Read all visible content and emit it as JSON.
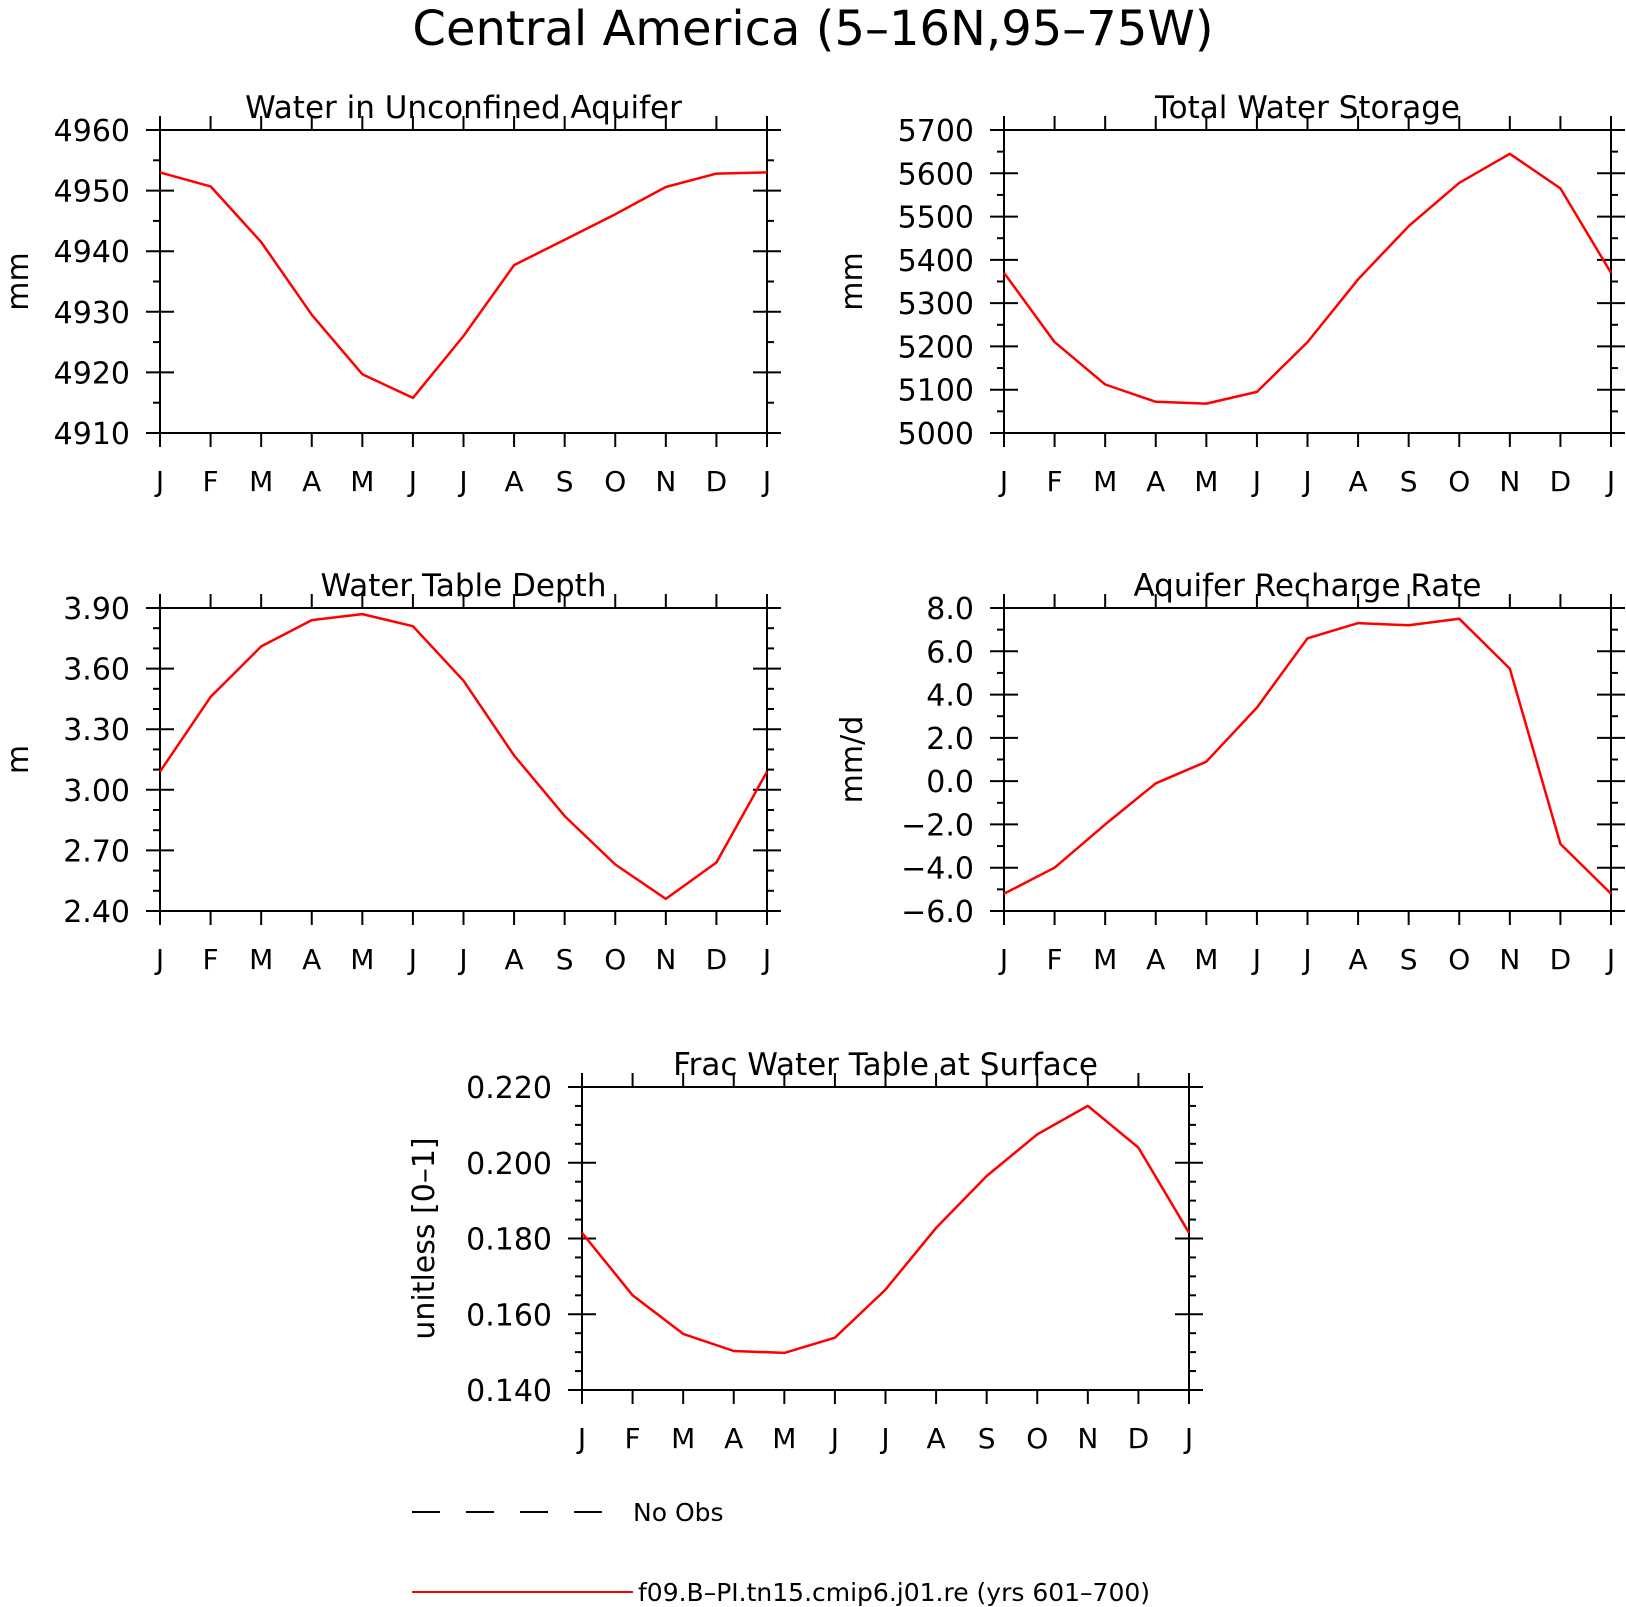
{
  "page": {
    "title": "Central America (5–16N,95–75W)"
  },
  "legend": {
    "entries": [
      {
        "label": "No Obs",
        "style": "dashed",
        "color": "#000000"
      },
      {
        "label": "f09.B–PI.tn15.cmip6.j01.re (yrs 601–700)",
        "style": "solid",
        "color": "#ff0000"
      }
    ]
  },
  "colors": {
    "series": "#ff0000",
    "axis": "#000000"
  },
  "chart_data": [
    {
      "type": "line",
      "title": "Water in Unconfined Aquifer",
      "ylabel": "mm",
      "xlabel": "",
      "categories": [
        "J",
        "F",
        "M",
        "A",
        "M",
        "J",
        "J",
        "A",
        "S",
        "O",
        "N",
        "D",
        "J"
      ],
      "ylim": [
        4910,
        4960
      ],
      "yticks": [
        "4910",
        "4920",
        "4930",
        "4940",
        "4950",
        "4960"
      ],
      "minor_per_major": 2,
      "series": [
        {
          "name": "f09.B–PI.tn15.cmip6.j01.re (yrs 601–700)",
          "values": [
            4953.0,
            4950.7,
            4941.5,
            4929.5,
            4919.7,
            4915.8,
            4926.0,
            4937.7,
            4941.9,
            4946.1,
            4950.6,
            4952.8,
            4953.0
          ]
        }
      ]
    },
    {
      "type": "line",
      "title": "Total Water Storage",
      "ylabel": "mm",
      "xlabel": "",
      "categories": [
        "J",
        "F",
        "M",
        "A",
        "M",
        "J",
        "J",
        "A",
        "S",
        "O",
        "N",
        "D",
        "J"
      ],
      "ylim": [
        5000,
        5700
      ],
      "yticks": [
        "5000",
        "5100",
        "5200",
        "5300",
        "5400",
        "5500",
        "5600",
        "5700"
      ],
      "minor_per_major": 2,
      "series": [
        {
          "name": "f09.B–PI.tn15.cmip6.j01.re (yrs 601–700)",
          "values": [
            5370,
            5210,
            5112,
            5072,
            5068,
            5095,
            5210,
            5355,
            5478,
            5578,
            5645,
            5565,
            5370
          ]
        }
      ]
    },
    {
      "type": "line",
      "title": "Water Table Depth",
      "ylabel": "m",
      "xlabel": "",
      "categories": [
        "J",
        "F",
        "M",
        "A",
        "M",
        "J",
        "J",
        "A",
        "S",
        "O",
        "N",
        "D",
        "J"
      ],
      "ylim": [
        2.4,
        3.9
      ],
      "yticks": [
        "2.40",
        "2.70",
        "3.00",
        "3.30",
        "3.60",
        "3.90"
      ],
      "minor_per_major": 3,
      "series": [
        {
          "name": "f09.B–PI.tn15.cmip6.j01.re (yrs 601–700)",
          "values": [
            3.09,
            3.46,
            3.71,
            3.84,
            3.87,
            3.81,
            3.54,
            3.17,
            2.87,
            2.63,
            2.46,
            2.64,
            3.09
          ]
        }
      ]
    },
    {
      "type": "line",
      "title": "Aquifer Recharge Rate",
      "ylabel": "mm/d",
      "xlabel": "",
      "categories": [
        "J",
        "F",
        "M",
        "A",
        "M",
        "J",
        "J",
        "A",
        "S",
        "O",
        "N",
        "D",
        "J"
      ],
      "ylim": [
        -6.0,
        8.0
      ],
      "yticks": [
        "−6.0",
        "−4.0",
        "−2.0",
        "0.0",
        "2.0",
        "4.0",
        "6.0",
        "8.0"
      ],
      "minor_per_major": 2,
      "series": [
        {
          "name": "f09.B–PI.tn15.cmip6.j01.re (yrs 601–700)",
          "values": [
            -5.2,
            -4.0,
            -2.0,
            -0.1,
            0.9,
            3.4,
            6.6,
            7.3,
            7.2,
            7.5,
            5.2,
            -2.9,
            -5.2
          ]
        }
      ]
    },
    {
      "type": "line",
      "title": "Frac Water Table at Surface",
      "ylabel": "unitless [0–1]",
      "xlabel": "",
      "categories": [
        "J",
        "F",
        "M",
        "A",
        "M",
        "J",
        "J",
        "A",
        "S",
        "O",
        "N",
        "D",
        "J"
      ],
      "ylim": [
        0.14,
        0.22
      ],
      "yticks": [
        "0.140",
        "0.160",
        "0.180",
        "0.200",
        "0.220"
      ],
      "minor_per_major": 4,
      "series": [
        {
          "name": "f09.B–PI.tn15.cmip6.j01.re (yrs 601–700)",
          "values": [
            0.1815,
            0.165,
            0.1548,
            0.1503,
            0.1498,
            0.1538,
            0.1665,
            0.1828,
            0.1965,
            0.2075,
            0.215,
            0.204,
            0.1815
          ]
        }
      ]
    }
  ]
}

- _GIVEN TASK_
Leave out the pictures and give the listing above again exactly.

- _SOLUTION TO THIS TASK_
Read all visible content and emit it as JSON.
{
  "page": {
    "title": "Central America (5–16N,95–75W)"
  },
  "legend": {
    "entries": [
      {
        "label": "No Obs",
        "style": "dashed",
        "color": "#000000"
      },
      {
        "label": "f09.B–PI.tn15.cmip6.j01.re (yrs 601–700)",
        "style": "solid",
        "color": "#ff0000"
      }
    ]
  },
  "colors": {
    "series": "#ff0000",
    "axis": "#000000"
  },
  "chart_data": [
    {
      "type": "line",
      "title": "Water in Unconfined Aquifer",
      "ylabel": "mm",
      "xlabel": "",
      "categories": [
        "J",
        "F",
        "M",
        "A",
        "M",
        "J",
        "J",
        "A",
        "S",
        "O",
        "N",
        "D",
        "J"
      ],
      "ylim": [
        4910,
        4960
      ],
      "yticks": [
        "4910",
        "4920",
        "4930",
        "4940",
        "4950",
        "4960"
      ],
      "minor_per_major": 2,
      "series": [
        {
          "name": "f09.B–PI.tn15.cmip6.j01.re (yrs 601–700)",
          "values": [
            4953.0,
            4950.7,
            4941.5,
            4929.5,
            4919.7,
            4915.8,
            4926.0,
            4937.7,
            4941.9,
            4946.1,
            4950.6,
            4952.8,
            4953.0
          ]
        }
      ]
    },
    {
      "type": "line",
      "title": "Total Water Storage",
      "ylabel": "mm",
      "xlabel": "",
      "categories": [
        "J",
        "F",
        "M",
        "A",
        "M",
        "J",
        "J",
        "A",
        "S",
        "O",
        "N",
        "D",
        "J"
      ],
      "ylim": [
        5000,
        5700
      ],
      "yticks": [
        "5000",
        "5100",
        "5200",
        "5300",
        "5400",
        "5500",
        "5600",
        "5700"
      ],
      "minor_per_major": 2,
      "series": [
        {
          "name": "f09.B–PI.tn15.cmip6.j01.re (yrs 601–700)",
          "values": [
            5370,
            5210,
            5112,
            5072,
            5068,
            5095,
            5210,
            5355,
            5478,
            5578,
            5645,
            5565,
            5370
          ]
        }
      ]
    },
    {
      "type": "line",
      "title": "Water Table Depth",
      "ylabel": "m",
      "xlabel": "",
      "categories": [
        "J",
        "F",
        "M",
        "A",
        "M",
        "J",
        "J",
        "A",
        "S",
        "O",
        "N",
        "D",
        "J"
      ],
      "ylim": [
        2.4,
        3.9
      ],
      "yticks": [
        "2.40",
        "2.70",
        "3.00",
        "3.30",
        "3.60",
        "3.90"
      ],
      "minor_per_major": 3,
      "series": [
        {
          "name": "f09.B–PI.tn15.cmip6.j01.re (yrs 601–700)",
          "values": [
            3.09,
            3.46,
            3.71,
            3.84,
            3.87,
            3.81,
            3.54,
            3.17,
            2.87,
            2.63,
            2.46,
            2.64,
            3.09
          ]
        }
      ]
    },
    {
      "type": "line",
      "title": "Aquifer Recharge Rate",
      "ylabel": "mm/d",
      "xlabel": "",
      "categories": [
        "J",
        "F",
        "M",
        "A",
        "M",
        "J",
        "J",
        "A",
        "S",
        "O",
        "N",
        "D",
        "J"
      ],
      "ylim": [
        -6.0,
        8.0
      ],
      "yticks": [
        "−6.0",
        "−4.0",
        "−2.0",
        "0.0",
        "2.0",
        "4.0",
        "6.0",
        "8.0"
      ],
      "minor_per_major": 2,
      "series": [
        {
          "name": "f09.B–PI.tn15.cmip6.j01.re (yrs 601–700)",
          "values": [
            -5.2,
            -4.0,
            -2.0,
            -0.1,
            0.9,
            3.4,
            6.6,
            7.3,
            7.2,
            7.5,
            5.2,
            -2.9,
            -5.2
          ]
        }
      ]
    },
    {
      "type": "line",
      "title": "Frac Water Table at Surface",
      "ylabel": "unitless [0–1]",
      "xlabel": "",
      "categories": [
        "J",
        "F",
        "M",
        "A",
        "M",
        "J",
        "J",
        "A",
        "S",
        "O",
        "N",
        "D",
        "J"
      ],
      "ylim": [
        0.14,
        0.22
      ],
      "yticks": [
        "0.140",
        "0.160",
        "0.180",
        "0.200",
        "0.220"
      ],
      "minor_per_major": 4,
      "series": [
        {
          "name": "f09.B–PI.tn15.cmip6.j01.re (yrs 601–700)",
          "values": [
            0.1815,
            0.165,
            0.1548,
            0.1503,
            0.1498,
            0.1538,
            0.1665,
            0.1828,
            0.1965,
            0.2075,
            0.215,
            0.204,
            0.1815
          ]
        }
      ]
    }
  ]
}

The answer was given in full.